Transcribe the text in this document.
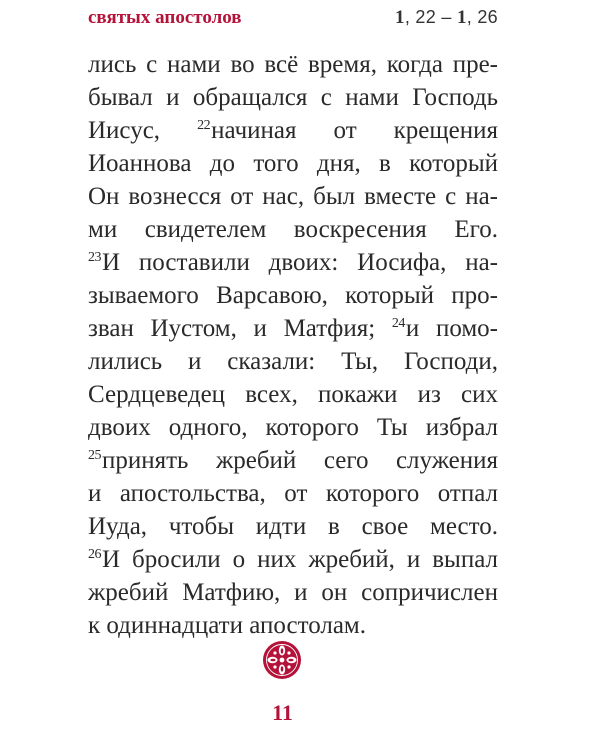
святых апостолов	1, 22 – 1, 26
лись с нами во всё время, когда пре-
бывал и обращался с нами Господь
Иисус, $^{22}$начиная от крещения
Иоаннова до того дня, в который
Он вознесся от нас, был вместе с на-
ми свидетелем воскресения Его.
$^{23}$И поставили двоих: Иосифа, на-
зываемого Варсавою, который про-
зван Иустом, и Матфия; $^{24}$и помо-
лились и сказали: Ты, Господи,
Сердцеведец всех, покажи из сих
двоих одного, которого Ты избрал
$^{25}$принять жребий сего служения
и апостольства, от которого отпал
Иуда, чтобы идти в свое место.
$^{26}$И бросили о них жребий, и выпал
жребий Матфию, и он сопричислен
к одиннадцати апостолам.
11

- _TASK TO CARRY OUT_: Copy out the data above exactly, except the pictures.

- _COMPLETE ANSWER_:
Transcribe the text in this document.
святых апостолов	1, 22 – 1, 26
лись с нами во всё время, когда пре-
бывал и обращался с нами Господь
Иисус, $^{22}$начиная от крещения
Иоаннова до того дня, в который
Он вознесся от нас, был вместе с на-
ми свидетелем воскресения Его.
$^{23}$И поставили двоих: Иосифа, на-
зываемого Варсавою, который про-
зван Иустом, и Матфия; $^{24}$и помо-
лились и сказали: Ты, Господи,
Сердцеведец всех, покажи из сих
двоих одного, которого Ты избрал
$^{25}$принять жребий сего служения
и апостольства, от которого отпал
Иуда, чтобы идти в свое место.
$^{26}$И бросили о них жребий, и выпал
жребий Матфию, и он сопричислен
к одиннадцати апостолам.
11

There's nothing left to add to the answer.